BEGIN TEXT SEGMENT
I recall Zachary Vex saying that it was quite possible to "blow up an amp" by diming and cascading both channels of his 'Super Duper' booster ped, which contains two "Super Hard On" circuits, one channel of which has a master. However, Z's a character, and it's tough to say whether he was being dead serious or spoofing a bit. I have that pedal, and have never found the practical need to dime all three of the knobs (the master for the one channel is the key player, as to practicality).

I do use dual boosts fairly regularly. Sometimes I set up two different volume bumps (always low to moderate gain) above the volume of the base rig, and sometimes I feed one boost into the other to promote more gain, saturation, and sustain. I've also used dual boosts with different EQ characters in a variety of ways - boost with more high end after a boost with more of an inherent mids character, and vice versa, and etc. Anytime I use multiple boosts, at least one of them has controls for both pre-gain and post-gain (master); this way, you can get "the tones" and still deal with practicality (and not put undue stress on the front end of a tuber).
END TEXT SEGMENT
BEGIN GIVEN DATA
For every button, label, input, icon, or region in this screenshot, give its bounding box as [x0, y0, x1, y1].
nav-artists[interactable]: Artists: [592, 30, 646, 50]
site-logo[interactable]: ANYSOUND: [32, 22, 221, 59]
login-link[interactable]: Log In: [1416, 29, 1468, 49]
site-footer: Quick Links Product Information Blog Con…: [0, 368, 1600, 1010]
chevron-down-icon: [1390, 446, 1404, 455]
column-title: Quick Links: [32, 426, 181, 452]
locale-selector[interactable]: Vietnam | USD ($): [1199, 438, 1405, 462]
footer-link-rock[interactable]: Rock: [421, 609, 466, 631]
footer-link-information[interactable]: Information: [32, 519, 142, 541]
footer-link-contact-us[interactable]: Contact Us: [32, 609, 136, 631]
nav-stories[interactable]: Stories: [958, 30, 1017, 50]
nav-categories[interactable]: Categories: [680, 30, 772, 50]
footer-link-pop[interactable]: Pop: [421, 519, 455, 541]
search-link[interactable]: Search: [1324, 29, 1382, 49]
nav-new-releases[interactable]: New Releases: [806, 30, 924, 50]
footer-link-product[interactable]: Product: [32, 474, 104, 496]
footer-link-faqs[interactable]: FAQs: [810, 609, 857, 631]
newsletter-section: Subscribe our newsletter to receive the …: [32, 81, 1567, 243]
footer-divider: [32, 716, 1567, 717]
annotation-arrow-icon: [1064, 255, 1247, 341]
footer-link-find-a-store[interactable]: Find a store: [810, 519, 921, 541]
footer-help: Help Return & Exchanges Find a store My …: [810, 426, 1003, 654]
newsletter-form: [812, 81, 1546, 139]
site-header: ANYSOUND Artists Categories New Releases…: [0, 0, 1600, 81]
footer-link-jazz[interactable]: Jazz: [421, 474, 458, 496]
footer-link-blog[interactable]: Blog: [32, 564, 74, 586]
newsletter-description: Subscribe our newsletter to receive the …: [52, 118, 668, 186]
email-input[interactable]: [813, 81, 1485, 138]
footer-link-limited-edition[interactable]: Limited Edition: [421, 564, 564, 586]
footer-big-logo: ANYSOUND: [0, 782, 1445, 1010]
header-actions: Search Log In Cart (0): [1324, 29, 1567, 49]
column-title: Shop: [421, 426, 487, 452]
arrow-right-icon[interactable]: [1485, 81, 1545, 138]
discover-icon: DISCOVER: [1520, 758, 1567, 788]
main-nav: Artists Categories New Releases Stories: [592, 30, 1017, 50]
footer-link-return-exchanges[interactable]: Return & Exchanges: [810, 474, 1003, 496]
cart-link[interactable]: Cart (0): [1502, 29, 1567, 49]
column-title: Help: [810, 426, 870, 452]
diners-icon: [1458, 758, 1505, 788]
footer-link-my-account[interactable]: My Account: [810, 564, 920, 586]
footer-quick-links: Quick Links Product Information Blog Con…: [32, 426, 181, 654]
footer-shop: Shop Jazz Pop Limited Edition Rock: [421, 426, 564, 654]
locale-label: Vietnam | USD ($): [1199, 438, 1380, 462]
END GIVEN DATA
YOUR TASKS
1. Reproduce the boost pedal post above word for word, from "I do use dual" to "of a tuber).".
2. Take the boost pedal post above further, picking up right after its final sentence.

ANSWERS
1.
I do use dual boosts fairly regularly. Sometimes I set up two different volume bumps (always low to moderate gain) above the volume of the base rig, and sometimes I feed one boost into the other to promote more gain, saturation, and sustain. I've also used dual boosts with different EQ characters in a variety of ways - boost with more high end after a boost with more of an inherent mids character, and vice versa, and etc. Anytime I use multiple boosts, at least one of them has controls for both pre-gain and post-gain (master); this way, you can get "the tones" and still deal with practicality (and not put undue stress on the front end of a tuber).

2.
As for pedals after the dimed boosts. What sort of pedals? As mentioned, if you're running that degree of db boost into other gainers (OD's and whatnot), it's mostly going to compress the living snot out of them. As for modulation and delay peds, their inputs are almost certainly going to be noticeably clipped when hit with what you describe, even those that have respectable headroom. I use time-based effects with good headroom after boosts all the time, but they'd come up short with your routing scenario for sure. The only way to be reasonably safe with not clipping input levels of other peds with your heavy duty approach is to place boosts dead last in the chain, before the amp.